# Challenge
Print each line of the records below in full, with every character unchanged.

# Information provided
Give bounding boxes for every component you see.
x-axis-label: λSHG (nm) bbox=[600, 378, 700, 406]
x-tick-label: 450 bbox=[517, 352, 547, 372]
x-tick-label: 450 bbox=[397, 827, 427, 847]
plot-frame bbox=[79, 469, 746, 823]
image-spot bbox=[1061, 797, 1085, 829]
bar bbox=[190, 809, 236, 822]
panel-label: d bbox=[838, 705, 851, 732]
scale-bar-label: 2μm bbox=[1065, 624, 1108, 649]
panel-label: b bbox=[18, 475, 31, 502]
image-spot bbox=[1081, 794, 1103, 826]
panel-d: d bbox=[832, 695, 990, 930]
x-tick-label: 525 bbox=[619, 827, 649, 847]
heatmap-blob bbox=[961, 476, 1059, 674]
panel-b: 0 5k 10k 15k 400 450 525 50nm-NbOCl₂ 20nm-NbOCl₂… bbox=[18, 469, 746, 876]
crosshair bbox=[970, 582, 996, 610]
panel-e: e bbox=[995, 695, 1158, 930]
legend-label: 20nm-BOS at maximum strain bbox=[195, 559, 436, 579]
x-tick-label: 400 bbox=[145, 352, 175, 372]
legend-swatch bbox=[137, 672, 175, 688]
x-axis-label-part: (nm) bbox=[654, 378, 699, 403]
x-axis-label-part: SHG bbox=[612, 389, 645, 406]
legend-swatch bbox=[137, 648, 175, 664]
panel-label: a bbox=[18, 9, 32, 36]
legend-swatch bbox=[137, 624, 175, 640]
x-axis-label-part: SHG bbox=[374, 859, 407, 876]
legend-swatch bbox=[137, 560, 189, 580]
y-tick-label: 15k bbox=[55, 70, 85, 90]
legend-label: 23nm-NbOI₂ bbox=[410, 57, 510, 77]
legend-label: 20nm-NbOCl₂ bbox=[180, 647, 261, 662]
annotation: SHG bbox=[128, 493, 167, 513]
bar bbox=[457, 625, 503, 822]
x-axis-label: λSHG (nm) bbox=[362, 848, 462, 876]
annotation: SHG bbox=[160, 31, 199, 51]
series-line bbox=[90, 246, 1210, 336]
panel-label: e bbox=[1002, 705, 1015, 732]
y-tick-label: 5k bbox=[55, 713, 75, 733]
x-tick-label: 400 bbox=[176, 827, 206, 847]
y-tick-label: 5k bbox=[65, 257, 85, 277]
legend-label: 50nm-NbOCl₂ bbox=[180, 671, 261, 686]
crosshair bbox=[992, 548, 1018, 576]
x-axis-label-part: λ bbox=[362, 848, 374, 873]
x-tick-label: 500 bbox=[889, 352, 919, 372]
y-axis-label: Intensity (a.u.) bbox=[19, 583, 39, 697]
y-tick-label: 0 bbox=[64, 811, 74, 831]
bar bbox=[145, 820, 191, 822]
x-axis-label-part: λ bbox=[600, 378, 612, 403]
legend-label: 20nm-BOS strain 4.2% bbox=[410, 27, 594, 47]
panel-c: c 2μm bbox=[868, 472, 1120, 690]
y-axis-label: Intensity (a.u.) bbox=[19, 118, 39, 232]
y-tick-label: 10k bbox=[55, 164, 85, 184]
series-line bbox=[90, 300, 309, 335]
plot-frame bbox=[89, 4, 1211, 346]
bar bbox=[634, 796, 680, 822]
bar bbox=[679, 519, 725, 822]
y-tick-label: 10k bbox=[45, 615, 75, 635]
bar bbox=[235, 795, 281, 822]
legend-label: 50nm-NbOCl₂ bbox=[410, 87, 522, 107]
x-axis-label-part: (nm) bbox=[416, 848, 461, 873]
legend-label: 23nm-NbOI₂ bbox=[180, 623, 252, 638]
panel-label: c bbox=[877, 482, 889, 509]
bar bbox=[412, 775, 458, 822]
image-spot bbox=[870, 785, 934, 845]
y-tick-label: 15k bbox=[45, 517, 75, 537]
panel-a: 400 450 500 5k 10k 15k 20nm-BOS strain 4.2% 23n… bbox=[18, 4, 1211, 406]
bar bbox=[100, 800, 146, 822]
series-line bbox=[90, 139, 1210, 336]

# Result of the exercise
Give bounding boxes for every component you see.
x-axis-label: λSHG (nm) bbox=[600, 378, 700, 406]
x-tick-label: 450 bbox=[517, 352, 547, 372]
x-tick-label: 450 bbox=[397, 827, 427, 847]
plot-frame bbox=[79, 469, 746, 823]
image-spot bbox=[1061, 797, 1085, 829]
bar bbox=[190, 809, 236, 822]
panel-label: d bbox=[838, 705, 851, 732]
scale-bar-label: 2μm bbox=[1065, 624, 1108, 649]
panel-label: b bbox=[18, 475, 31, 502]
image-spot bbox=[1081, 794, 1103, 826]
panel-d: d bbox=[832, 695, 990, 930]
x-tick-label: 525 bbox=[619, 827, 649, 847]
heatmap-blob bbox=[961, 476, 1059, 674]
panel-b: 0 5k 10k 15k 400 450 525 50nm-NbOCl₂ 20nm-NbOCl₂… bbox=[18, 469, 746, 876]
crosshair bbox=[970, 582, 996, 610]
panel-e: e bbox=[995, 695, 1158, 930]
legend-label: 20nm-BOS at maximum strain bbox=[195, 559, 436, 579]
x-tick-label: 400 bbox=[145, 352, 175, 372]
legend-swatch bbox=[137, 672, 175, 688]
x-axis-label-part: (nm) bbox=[654, 378, 699, 403]
x-axis-label-part: SHG bbox=[612, 389, 645, 406]
legend-swatch bbox=[137, 648, 175, 664]
panel-label: a bbox=[18, 9, 32, 36]
legend-swatch bbox=[137, 624, 175, 640]
x-axis-label-part: SHG bbox=[374, 859, 407, 876]
legend-swatch bbox=[137, 560, 189, 580]
y-tick-label: 15k bbox=[55, 70, 85, 90]
legend-label: 23nm-NbOI₂ bbox=[410, 57, 510, 77]
legend-label: 20nm-NbOCl₂ bbox=[180, 647, 261, 662]
annotation: SHG bbox=[128, 493, 167, 513]
bar bbox=[457, 625, 503, 822]
x-axis-label: λSHG (nm) bbox=[362, 848, 462, 876]
annotation: SHG bbox=[160, 31, 199, 51]
series-line bbox=[90, 246, 1210, 336]
panel-label: e bbox=[1002, 705, 1015, 732]
y-tick-label: 5k bbox=[55, 713, 75, 733]
x-tick-label: 400 bbox=[176, 827, 206, 847]
y-tick-label: 5k bbox=[65, 257, 85, 277]
legend-label: 50nm-NbOCl₂ bbox=[180, 671, 261, 686]
crosshair bbox=[992, 548, 1018, 576]
x-axis-label-part: λ bbox=[362, 848, 374, 873]
x-tick-label: 500 bbox=[889, 352, 919, 372]
y-axis-label: Intensity (a.u.) bbox=[19, 583, 39, 697]
y-tick-label: 0 bbox=[64, 811, 74, 831]
bar bbox=[145, 820, 191, 822]
x-axis-label-part: λ bbox=[600, 378, 612, 403]
legend-label: 20nm-BOS strain 4.2% bbox=[410, 27, 594, 47]
panel-c: c 2μm bbox=[868, 472, 1120, 690]
y-axis-label: Intensity (a.u.) bbox=[19, 118, 39, 232]
y-tick-label: 10k bbox=[55, 164, 85, 184]
series-line bbox=[90, 300, 309, 335]
plot-frame bbox=[89, 4, 1211, 346]
bar bbox=[634, 796, 680, 822]
bar bbox=[679, 519, 725, 822]
y-tick-label: 10k bbox=[45, 615, 75, 635]
bar bbox=[235, 795, 281, 822]
legend-label: 50nm-NbOCl₂ bbox=[410, 87, 522, 107]
x-axis-label-part: (nm) bbox=[416, 848, 461, 873]
legend-label: 23nm-NbOI₂ bbox=[180, 623, 252, 638]
panel-label: c bbox=[877, 482, 889, 509]
bar bbox=[412, 775, 458, 822]
image-spot bbox=[870, 785, 934, 845]
y-tick-label: 15k bbox=[45, 517, 75, 537]
panel-a: 400 450 500 5k 10k 15k 20nm-BOS strain 4.2% 23n… bbox=[18, 4, 1211, 406]
bar bbox=[100, 800, 146, 822]
series-line bbox=[90, 139, 1210, 336]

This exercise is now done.